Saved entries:
--------------------------------

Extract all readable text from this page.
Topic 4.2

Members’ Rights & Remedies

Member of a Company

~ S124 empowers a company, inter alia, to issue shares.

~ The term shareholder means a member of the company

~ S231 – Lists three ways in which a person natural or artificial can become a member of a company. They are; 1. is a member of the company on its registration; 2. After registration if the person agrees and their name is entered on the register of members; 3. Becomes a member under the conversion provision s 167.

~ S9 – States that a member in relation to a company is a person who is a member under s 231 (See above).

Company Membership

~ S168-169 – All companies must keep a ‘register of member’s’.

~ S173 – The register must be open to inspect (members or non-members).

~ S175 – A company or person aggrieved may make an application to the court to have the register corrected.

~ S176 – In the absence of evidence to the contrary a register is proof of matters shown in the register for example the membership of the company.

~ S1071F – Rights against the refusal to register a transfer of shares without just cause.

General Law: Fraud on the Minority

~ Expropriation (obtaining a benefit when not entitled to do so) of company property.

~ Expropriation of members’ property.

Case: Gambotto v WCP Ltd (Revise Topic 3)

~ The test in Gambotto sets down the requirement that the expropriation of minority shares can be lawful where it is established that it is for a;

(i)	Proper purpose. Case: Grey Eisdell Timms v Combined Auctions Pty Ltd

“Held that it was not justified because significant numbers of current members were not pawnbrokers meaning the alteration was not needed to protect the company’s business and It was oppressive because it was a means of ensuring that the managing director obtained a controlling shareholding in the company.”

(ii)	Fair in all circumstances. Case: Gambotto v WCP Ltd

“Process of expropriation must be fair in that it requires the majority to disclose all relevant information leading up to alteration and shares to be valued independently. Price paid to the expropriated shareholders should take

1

--------------------------------

▸ **CHALLENGE**
Every record should be given again exactly.

▸ **WORKED SOLUTION**
Extract all readable text from this page.
Topic 4.2

Members’ Rights & Remedies

Member of a Company

~ S124 empowers a company, inter alia, to issue shares.

~ The term shareholder means a member of the company

~ S231 – Lists three ways in which a person natural or artificial can become a member of a company. They are; 1. is a member of the company on its registration; 2. After registration if the person agrees and their name is entered on the register of members; 3. Becomes a member under the conversion provision s 167.

~ S9 – States that a member in relation to a company is a person who is a member under s 231 (See above).

Company Membership

~ S168-169 – All companies must keep a ‘register of member’s’.

~ S173 – The register must be open to inspect (members or non-members).

~ S175 – A company or person aggrieved may make an application to the court to have the register corrected.

~ S176 – In the absence of evidence to the contrary a register is proof of matters shown in the register for example the membership of the company.

~ S1071F – Rights against the refusal to register a transfer of shares without just cause.

General Law: Fraud on the Minority

~ Expropriation (obtaining a benefit when not entitled to do so) of company property.

~ Expropriation of members’ property.

Case: Gambotto v WCP Ltd (Revise Topic 3)

~ The test in Gambotto sets down the requirement that the expropriation of minority shares can be lawful where it is established that it is for a;

(i)	Proper purpose. Case: Grey Eisdell Timms v Combined Auctions Pty Ltd

“Held that it was not justified because significant numbers of current members were not pawnbrokers meaning the alteration was not needed to protect the company’s business and It was oppressive because it was a means of ensuring that the managing director obtained a controlling shareholding in the company.”

(ii)	Fair in all circumstances. Case: Gambotto v WCP Ltd

“Process of expropriation must be fair in that it requires the majority to disclose all relevant information leading up to alteration and shares to be valued independently. Price paid to the expropriated shareholders should take

1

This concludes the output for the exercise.